▶ Exercise passage
=== Begin Enclosure ===
Usage and Cost

OpenSquilla records token usage and estimated cost from the running gateway. Use the cost view after routed, tool-heavy, channel, or long-context work to understand where model spend is going.

Requirements

Cost inspection uses the gateway:

opensquilla gateway status

If the gateway is not running:

opensquilla gateway run

Show Cost

opensquilla cost

The default view lists session/model rows with input tokens, output tokens, and estimated cost.

Group by Model

opensquilla cost --by-model

Use this when SquillaRouter is enabled and you want to see which models carried the recent workload.

Use JSON Output

opensquilla cost --json
opensquilla cost --by-model --json

JSON output is useful for local dashboards, regression checks, and automated reports.

What to Check First

Signal	What it can mean
Many rows for premium models	Router policy or task shape may be escalating more often than expected.
High input tokens	Long history, large tool results, or large prompt/tool schema surfaces may dominate cost.
High output tokens	The task may need tighter instructions or a smaller response format.
=== End Enclosure ===
▶ Study material
=== Begin Enclosure ===
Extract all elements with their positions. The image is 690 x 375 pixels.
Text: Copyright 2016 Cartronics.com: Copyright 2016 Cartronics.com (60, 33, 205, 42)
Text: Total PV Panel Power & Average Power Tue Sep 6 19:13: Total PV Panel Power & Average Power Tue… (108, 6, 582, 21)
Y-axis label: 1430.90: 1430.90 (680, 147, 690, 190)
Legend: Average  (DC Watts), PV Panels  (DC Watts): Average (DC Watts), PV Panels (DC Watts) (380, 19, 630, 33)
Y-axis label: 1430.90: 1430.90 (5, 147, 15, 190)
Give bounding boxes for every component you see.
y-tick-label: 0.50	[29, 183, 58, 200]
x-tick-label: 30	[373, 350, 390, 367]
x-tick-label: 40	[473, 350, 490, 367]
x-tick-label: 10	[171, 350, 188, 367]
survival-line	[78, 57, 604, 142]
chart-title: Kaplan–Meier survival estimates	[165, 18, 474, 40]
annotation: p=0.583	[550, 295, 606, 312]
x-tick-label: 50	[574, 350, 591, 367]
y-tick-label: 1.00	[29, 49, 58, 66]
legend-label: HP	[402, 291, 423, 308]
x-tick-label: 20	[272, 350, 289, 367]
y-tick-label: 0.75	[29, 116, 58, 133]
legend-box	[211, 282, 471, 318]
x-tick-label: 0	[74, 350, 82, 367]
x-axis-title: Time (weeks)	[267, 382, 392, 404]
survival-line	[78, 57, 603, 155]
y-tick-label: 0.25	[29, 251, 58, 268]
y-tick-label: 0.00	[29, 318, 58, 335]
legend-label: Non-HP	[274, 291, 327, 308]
=== End Enclosure ===
▶ Activity list
- 1) From the OpenSquilla usage and cost page, please reproduce word for word the part that opens with the words containing "Use JSON Output" and closes with "and automated reports.".
- 2) According to the OpenSquilla usage and cost page, which command should be run if the gateway is not running?
- 3) Carry on the OpenSquilla usage and cost page from its final line.

▶ Answers by item number
- 1)
Use JSON Output

opensquilla cost --json
opensquilla cost --by-model --json

JSON output is useful for local dashboards, regression checks, and automated reports.

- 2) opensquilla gateway run

- 3)
Cost concentrated in one session	Inspect that session before changing global configuration.

Lower Cost Safely

Start with router and diagnostics:

opensquilla configure router --router recommended
opensquilla diagnostics on
opensquilla cost --by-model

For large tool results, read:

For simple one-shot automation, bound the run:

opensquilla agent --max-iterations 20 --timeout 600 -m "Bounded task"

Notes and Limits

Cost is an estimate based on recorded runtime usage and configured pricing.
Provider bills remain the source of truth for actual charges.
Tool compression and routing can reduce model context cost, but they should be checked against task success, not only token totals.
Diagnostics can explain why a turn routed, compacted, retried, or produced unusually large outputs.